#### [What you need to do]
Below are the records; collect from them each line containing the string "this".

#### [Task input]
========================
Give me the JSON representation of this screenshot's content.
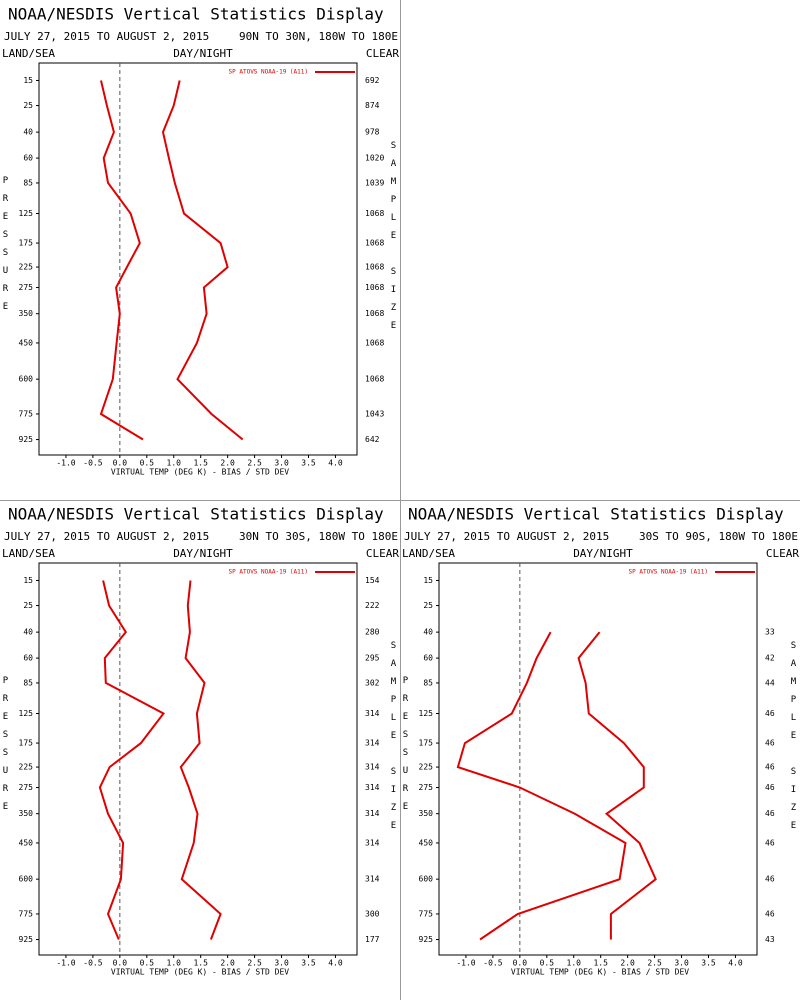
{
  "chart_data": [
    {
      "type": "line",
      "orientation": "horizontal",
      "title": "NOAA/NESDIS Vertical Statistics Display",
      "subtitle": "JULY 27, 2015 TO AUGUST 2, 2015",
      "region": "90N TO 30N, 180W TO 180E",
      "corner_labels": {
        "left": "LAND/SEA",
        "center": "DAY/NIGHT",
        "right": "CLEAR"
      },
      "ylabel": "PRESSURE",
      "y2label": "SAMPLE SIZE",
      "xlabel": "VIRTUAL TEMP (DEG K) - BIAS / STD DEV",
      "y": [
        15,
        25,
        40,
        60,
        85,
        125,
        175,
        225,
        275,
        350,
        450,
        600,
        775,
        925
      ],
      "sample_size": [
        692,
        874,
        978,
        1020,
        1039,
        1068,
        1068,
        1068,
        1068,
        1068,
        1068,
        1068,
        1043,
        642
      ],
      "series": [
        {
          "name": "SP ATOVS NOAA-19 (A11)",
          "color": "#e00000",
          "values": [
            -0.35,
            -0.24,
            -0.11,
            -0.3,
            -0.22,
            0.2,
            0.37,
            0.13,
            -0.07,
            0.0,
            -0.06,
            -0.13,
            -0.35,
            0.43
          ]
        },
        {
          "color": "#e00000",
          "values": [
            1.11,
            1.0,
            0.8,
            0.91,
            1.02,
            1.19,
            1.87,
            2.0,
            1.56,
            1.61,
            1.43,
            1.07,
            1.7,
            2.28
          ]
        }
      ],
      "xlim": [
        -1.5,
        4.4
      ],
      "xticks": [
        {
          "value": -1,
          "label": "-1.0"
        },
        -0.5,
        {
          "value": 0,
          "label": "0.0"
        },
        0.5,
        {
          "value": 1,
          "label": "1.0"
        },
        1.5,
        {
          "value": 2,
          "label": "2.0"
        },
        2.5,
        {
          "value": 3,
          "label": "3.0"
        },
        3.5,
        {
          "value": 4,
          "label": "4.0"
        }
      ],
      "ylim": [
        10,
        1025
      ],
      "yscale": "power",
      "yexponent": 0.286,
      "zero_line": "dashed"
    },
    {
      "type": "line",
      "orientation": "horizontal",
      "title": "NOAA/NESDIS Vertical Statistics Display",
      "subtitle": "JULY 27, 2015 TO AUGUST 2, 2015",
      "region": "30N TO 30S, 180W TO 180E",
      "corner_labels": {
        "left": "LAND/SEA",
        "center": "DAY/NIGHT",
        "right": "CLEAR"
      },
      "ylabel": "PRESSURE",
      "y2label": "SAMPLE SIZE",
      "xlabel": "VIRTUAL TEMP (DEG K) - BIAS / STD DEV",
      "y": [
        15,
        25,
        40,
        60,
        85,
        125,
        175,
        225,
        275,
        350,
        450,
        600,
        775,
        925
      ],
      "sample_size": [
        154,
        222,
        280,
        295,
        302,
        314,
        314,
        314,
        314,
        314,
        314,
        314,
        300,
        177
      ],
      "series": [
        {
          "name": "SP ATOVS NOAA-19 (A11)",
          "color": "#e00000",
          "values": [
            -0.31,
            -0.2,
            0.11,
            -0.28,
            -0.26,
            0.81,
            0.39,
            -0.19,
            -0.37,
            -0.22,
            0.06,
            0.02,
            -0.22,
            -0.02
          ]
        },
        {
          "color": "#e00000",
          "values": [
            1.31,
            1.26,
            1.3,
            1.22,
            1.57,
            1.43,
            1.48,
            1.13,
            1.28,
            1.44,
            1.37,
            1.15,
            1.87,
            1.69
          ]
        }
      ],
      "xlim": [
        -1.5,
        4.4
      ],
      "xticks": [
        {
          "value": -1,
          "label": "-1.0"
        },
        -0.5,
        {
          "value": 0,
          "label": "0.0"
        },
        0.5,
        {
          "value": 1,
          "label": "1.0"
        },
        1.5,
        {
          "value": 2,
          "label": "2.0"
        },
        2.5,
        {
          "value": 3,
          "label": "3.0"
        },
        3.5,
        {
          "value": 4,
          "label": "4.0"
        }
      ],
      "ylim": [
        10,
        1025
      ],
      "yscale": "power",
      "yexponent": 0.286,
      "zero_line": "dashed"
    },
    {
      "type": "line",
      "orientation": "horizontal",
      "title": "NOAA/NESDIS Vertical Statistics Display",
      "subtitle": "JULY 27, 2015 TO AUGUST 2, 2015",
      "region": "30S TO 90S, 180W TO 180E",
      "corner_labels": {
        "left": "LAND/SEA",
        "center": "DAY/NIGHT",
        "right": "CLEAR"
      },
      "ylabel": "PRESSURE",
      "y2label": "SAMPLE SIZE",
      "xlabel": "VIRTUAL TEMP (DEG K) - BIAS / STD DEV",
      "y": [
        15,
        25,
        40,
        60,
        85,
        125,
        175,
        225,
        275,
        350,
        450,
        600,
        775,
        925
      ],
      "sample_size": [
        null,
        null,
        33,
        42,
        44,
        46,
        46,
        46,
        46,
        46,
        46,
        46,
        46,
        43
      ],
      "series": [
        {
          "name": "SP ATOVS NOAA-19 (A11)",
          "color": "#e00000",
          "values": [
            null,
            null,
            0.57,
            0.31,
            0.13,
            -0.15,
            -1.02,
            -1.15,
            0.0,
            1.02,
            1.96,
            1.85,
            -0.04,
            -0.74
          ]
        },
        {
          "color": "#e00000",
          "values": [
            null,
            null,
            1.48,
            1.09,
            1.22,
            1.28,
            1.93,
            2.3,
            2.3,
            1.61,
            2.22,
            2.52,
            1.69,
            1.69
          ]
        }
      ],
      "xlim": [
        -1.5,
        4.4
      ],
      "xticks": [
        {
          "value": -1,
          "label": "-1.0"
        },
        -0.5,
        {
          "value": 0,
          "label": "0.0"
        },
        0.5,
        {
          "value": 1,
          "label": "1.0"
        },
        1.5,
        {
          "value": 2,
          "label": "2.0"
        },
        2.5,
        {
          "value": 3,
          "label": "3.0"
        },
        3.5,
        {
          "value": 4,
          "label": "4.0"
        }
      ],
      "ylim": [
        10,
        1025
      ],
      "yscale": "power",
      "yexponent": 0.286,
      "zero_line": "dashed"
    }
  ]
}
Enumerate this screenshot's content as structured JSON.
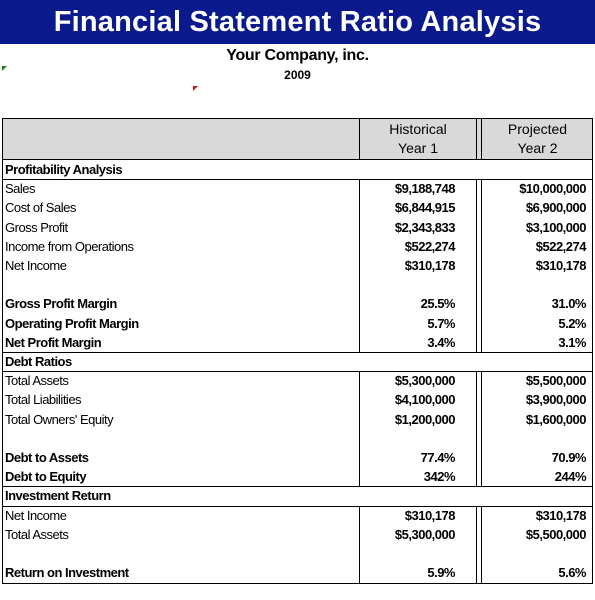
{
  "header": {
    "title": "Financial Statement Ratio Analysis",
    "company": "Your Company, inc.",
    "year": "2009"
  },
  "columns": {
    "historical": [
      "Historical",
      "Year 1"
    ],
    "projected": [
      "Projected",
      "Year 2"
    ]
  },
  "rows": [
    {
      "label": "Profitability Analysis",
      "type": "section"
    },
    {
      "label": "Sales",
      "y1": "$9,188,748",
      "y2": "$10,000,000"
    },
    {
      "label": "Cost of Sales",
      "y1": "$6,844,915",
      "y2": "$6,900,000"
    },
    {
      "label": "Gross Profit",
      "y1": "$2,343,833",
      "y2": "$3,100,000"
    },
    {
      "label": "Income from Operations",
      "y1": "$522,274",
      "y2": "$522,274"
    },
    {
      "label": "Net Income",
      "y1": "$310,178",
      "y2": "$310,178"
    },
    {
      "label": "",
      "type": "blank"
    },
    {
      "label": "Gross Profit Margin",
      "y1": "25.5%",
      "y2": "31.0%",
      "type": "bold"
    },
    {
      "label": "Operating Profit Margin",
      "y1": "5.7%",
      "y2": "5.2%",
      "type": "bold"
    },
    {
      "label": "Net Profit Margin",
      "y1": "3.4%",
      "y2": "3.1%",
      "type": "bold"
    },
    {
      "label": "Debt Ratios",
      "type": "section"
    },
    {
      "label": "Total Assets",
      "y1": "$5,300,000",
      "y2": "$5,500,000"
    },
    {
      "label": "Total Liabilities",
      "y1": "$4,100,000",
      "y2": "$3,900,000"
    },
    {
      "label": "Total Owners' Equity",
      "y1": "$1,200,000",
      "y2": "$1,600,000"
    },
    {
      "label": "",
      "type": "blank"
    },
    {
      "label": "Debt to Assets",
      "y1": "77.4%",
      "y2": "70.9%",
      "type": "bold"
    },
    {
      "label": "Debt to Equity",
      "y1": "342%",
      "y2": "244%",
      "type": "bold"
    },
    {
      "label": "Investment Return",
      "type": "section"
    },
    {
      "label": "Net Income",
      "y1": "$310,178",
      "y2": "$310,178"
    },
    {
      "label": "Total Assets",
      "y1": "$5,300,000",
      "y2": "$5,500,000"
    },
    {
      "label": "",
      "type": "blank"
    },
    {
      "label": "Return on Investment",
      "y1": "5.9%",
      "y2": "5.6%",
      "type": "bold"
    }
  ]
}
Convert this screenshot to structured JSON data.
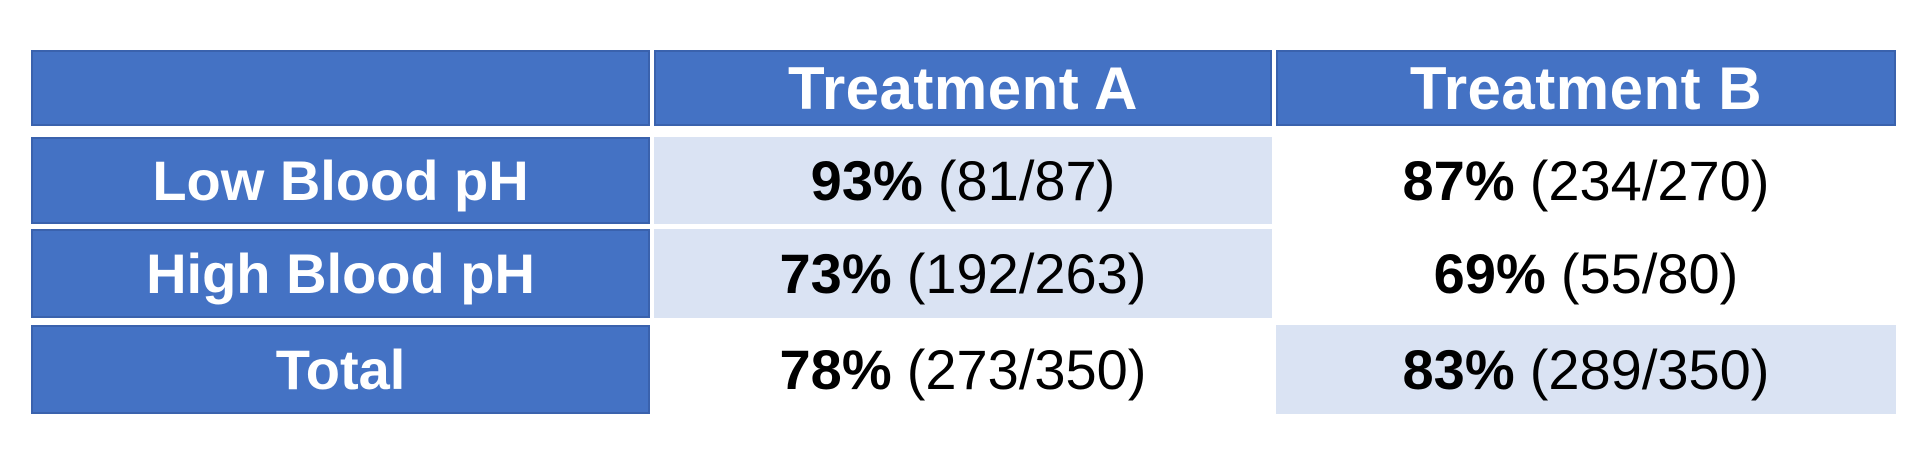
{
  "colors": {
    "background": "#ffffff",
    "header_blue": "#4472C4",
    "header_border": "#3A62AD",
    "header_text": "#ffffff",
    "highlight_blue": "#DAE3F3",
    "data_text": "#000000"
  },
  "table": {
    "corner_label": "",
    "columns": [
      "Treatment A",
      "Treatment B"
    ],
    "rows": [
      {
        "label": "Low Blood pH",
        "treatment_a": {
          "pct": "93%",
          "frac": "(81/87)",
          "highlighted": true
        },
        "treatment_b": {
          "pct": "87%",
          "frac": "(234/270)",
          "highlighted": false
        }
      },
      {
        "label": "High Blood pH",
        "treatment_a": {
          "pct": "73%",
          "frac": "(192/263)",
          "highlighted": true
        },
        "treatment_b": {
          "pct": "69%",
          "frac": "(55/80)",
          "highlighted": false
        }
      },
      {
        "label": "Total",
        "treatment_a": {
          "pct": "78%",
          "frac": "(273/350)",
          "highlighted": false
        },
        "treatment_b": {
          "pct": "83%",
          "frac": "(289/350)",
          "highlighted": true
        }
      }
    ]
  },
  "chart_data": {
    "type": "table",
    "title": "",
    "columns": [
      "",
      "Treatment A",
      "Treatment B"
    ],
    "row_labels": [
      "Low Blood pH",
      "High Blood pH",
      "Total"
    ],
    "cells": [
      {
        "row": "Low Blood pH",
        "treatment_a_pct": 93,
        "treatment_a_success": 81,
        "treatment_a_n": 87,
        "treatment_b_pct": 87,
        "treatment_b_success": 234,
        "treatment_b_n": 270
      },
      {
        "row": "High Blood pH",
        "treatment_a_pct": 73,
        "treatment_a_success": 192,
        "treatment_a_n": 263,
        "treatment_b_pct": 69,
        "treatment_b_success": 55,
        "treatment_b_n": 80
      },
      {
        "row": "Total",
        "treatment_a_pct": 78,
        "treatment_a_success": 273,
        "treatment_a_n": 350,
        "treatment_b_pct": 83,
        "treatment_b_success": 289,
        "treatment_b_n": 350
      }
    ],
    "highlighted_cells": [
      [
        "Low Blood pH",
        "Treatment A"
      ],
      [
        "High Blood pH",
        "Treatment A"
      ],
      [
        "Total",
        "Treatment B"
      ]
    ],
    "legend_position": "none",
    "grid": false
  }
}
========================
#### [In response]
Give me the JSON representation of this screenshot's content.
Enumerate this screenshot's content as structured JSON.
Convert this screenshot to structured JSON data.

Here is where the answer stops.